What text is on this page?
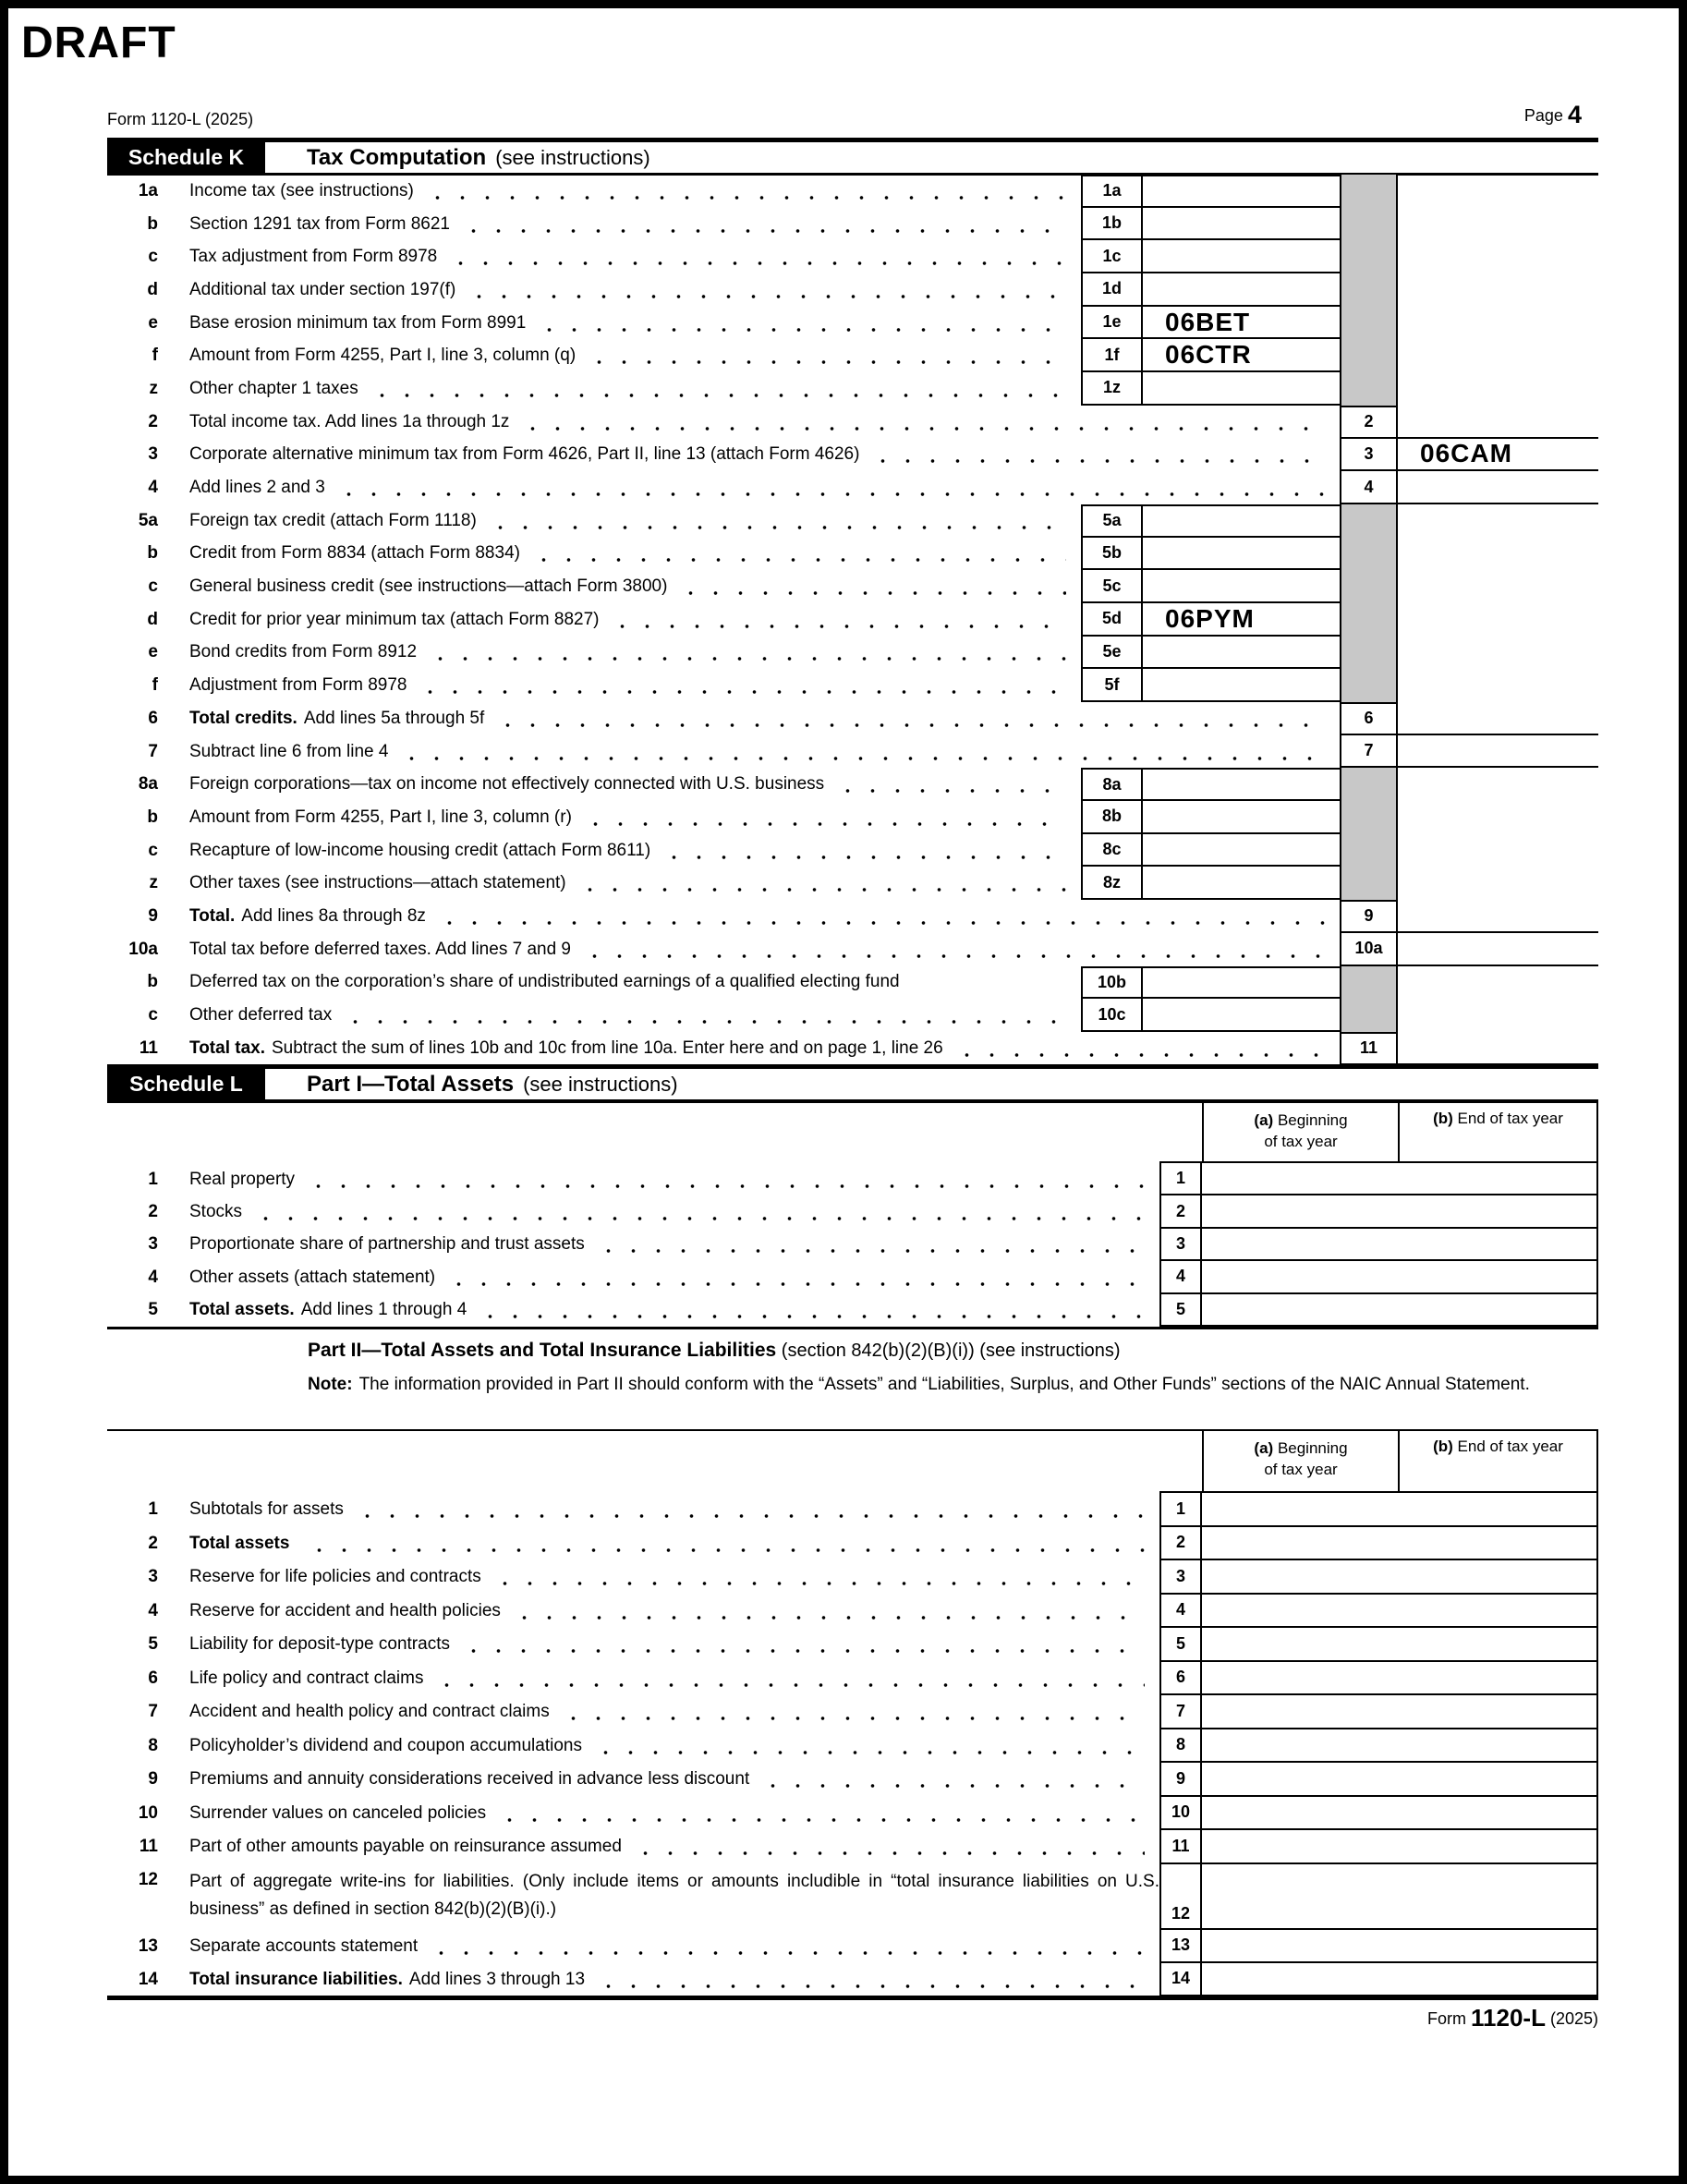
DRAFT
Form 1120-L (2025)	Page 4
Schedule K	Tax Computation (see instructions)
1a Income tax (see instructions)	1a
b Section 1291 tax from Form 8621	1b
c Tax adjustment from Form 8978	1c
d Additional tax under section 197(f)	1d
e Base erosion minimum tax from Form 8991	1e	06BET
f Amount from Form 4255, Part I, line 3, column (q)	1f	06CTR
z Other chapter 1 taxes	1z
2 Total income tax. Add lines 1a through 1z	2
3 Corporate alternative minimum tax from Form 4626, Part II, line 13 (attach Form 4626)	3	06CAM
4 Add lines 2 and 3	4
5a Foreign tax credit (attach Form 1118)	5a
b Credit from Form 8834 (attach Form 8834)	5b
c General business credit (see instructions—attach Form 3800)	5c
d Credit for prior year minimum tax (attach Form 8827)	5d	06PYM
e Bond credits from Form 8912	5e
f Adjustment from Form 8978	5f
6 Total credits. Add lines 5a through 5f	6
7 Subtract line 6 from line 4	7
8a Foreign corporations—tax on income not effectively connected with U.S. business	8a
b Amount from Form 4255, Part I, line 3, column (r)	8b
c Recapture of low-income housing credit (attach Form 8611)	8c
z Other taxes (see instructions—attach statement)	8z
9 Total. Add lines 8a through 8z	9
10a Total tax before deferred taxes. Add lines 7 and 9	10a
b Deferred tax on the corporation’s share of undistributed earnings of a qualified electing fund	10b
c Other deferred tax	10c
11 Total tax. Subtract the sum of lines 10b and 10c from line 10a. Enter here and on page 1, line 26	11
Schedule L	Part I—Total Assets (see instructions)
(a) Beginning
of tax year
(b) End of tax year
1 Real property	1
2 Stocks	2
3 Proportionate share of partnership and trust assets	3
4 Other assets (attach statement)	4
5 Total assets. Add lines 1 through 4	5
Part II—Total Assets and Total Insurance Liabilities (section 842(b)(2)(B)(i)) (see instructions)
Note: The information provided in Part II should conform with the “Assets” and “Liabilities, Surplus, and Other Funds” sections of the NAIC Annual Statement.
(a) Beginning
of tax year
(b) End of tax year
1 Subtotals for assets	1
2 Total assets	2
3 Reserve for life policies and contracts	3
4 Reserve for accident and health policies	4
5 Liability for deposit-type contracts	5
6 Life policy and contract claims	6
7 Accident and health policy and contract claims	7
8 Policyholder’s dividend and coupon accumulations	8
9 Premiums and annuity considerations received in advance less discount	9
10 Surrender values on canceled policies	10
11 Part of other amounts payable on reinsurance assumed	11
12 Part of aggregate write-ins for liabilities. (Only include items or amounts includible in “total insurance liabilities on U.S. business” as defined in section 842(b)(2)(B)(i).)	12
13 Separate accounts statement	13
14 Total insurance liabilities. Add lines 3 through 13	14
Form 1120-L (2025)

_PROBLEM DESCRIPTION_
Make an exact copy of every record, pictures excluded.

_REPLY TO THE TASK_
What text is on this page?
DRAFT
Form 1120-L (2025)	Page 4
Schedule K	Tax Computation (see instructions)
1a Income tax (see instructions)	1a
b Section 1291 tax from Form 8621	1b
c Tax adjustment from Form 8978	1c
d Additional tax under section 197(f)	1d
e Base erosion minimum tax from Form 8991	1e	06BET
f Amount from Form 4255, Part I, line 3, column (q)	1f	06CTR
z Other chapter 1 taxes	1z
2 Total income tax. Add lines 1a through 1z	2
3 Corporate alternative minimum tax from Form 4626, Part II, line 13 (attach Form 4626)	3	06CAM
4 Add lines 2 and 3	4
5a Foreign tax credit (attach Form 1118)	5a
b Credit from Form 8834 (attach Form 8834)	5b
c General business credit (see instructions—attach Form 3800)	5c
d Credit for prior year minimum tax (attach Form 8827)	5d	06PYM
e Bond credits from Form 8912	5e
f Adjustment from Form 8978	5f
6 Total credits. Add lines 5a through 5f	6
7 Subtract line 6 from line 4	7
8a Foreign corporations—tax on income not effectively connected with U.S. business	8a
b Amount from Form 4255, Part I, line 3, column (r)	8b
c Recapture of low-income housing credit (attach Form 8611)	8c
z Other taxes (see instructions—attach statement)	8z
9 Total. Add lines 8a through 8z	9
10a Total tax before deferred taxes. Add lines 7 and 9	10a
b Deferred tax on the corporation’s share of undistributed earnings of a qualified electing fund	10b
c Other deferred tax	10c
11 Total tax. Subtract the sum of lines 10b and 10c from line 10a. Enter here and on page 1, line 26	11
Schedule L	Part I—Total Assets (see instructions)
(a) Beginning
of tax year
(b) End of tax year
1 Real property	1
2 Stocks	2
3 Proportionate share of partnership and trust assets	3
4 Other assets (attach statement)	4
5 Total assets. Add lines 1 through 4	5
Part II—Total Assets and Total Insurance Liabilities (section 842(b)(2)(B)(i)) (see instructions)
Note: The information provided in Part II should conform with the “Assets” and “Liabilities, Surplus, and Other Funds” sections of the NAIC Annual Statement.
(a) Beginning
of tax year
(b) End of tax year
1 Subtotals for assets	1
2 Total assets	2
3 Reserve for life policies and contracts	3
4 Reserve for accident and health policies	4
5 Liability for deposit-type contracts	5
6 Life policy and contract claims	6
7 Accident and health policy and contract claims	7
8 Policyholder’s dividend and coupon accumulations	8
9 Premiums and annuity considerations received in advance less discount	9
10 Surrender values on canceled policies	10
11 Part of other amounts payable on reinsurance assumed	11
12 Part of aggregate write-ins for liabilities. (Only include items or amounts includible in “total insurance liabilities on U.S. business” as defined in section 842(b)(2)(B)(i).)	12
13 Separate accounts statement	13
14 Total insurance liabilities. Add lines 3 through 13	14
Form 1120-L (2025)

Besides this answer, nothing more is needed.